* [GIVEN TASK] The exercise asks you to copy every line below in which "ScreenUpdating" appears.

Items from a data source
+===+
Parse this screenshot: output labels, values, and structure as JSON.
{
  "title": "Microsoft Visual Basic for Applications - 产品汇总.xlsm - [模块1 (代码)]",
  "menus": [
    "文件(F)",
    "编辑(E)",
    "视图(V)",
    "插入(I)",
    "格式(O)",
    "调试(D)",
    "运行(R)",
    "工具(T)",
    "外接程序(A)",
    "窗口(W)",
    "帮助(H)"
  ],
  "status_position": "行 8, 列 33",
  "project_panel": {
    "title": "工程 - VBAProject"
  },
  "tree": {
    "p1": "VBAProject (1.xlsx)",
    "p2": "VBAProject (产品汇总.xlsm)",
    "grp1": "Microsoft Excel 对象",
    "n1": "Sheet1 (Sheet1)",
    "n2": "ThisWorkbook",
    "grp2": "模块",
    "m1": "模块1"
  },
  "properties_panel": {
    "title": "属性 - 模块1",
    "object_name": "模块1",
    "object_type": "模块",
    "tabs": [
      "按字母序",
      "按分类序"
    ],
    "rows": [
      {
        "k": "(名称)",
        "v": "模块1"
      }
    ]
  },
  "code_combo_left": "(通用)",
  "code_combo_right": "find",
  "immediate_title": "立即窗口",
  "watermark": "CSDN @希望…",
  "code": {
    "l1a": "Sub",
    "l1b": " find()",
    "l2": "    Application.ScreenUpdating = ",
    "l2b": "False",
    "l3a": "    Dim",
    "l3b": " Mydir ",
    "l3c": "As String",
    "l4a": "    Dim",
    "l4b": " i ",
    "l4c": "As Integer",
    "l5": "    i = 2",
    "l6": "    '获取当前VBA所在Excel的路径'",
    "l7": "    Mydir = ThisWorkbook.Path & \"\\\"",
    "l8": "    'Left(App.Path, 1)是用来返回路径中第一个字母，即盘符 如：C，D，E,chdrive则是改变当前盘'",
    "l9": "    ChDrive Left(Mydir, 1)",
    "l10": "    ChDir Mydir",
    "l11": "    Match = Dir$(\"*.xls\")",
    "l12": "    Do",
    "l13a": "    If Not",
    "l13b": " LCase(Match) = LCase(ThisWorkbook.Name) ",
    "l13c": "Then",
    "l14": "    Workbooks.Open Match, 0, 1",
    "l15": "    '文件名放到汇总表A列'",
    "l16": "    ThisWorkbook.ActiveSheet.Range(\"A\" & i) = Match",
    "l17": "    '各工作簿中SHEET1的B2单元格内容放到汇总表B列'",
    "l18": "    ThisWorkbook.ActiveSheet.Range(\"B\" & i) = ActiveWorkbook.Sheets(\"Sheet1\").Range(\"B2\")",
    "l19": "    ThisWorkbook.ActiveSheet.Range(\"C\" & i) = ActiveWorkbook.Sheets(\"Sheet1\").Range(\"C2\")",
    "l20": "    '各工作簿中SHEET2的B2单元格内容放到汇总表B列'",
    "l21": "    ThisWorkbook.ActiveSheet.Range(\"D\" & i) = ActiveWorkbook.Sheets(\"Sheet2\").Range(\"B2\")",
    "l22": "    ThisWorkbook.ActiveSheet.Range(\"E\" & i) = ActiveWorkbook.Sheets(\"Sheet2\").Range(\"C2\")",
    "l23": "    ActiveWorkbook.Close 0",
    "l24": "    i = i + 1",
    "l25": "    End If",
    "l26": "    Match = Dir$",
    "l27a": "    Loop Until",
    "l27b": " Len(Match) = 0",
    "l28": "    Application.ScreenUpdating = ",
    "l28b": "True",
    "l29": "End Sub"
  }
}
+===+
* [THE ANSWER]
    "l2": "    Application.ScreenUpdating = ",
    "l28": "    Application.ScreenUpdating = ",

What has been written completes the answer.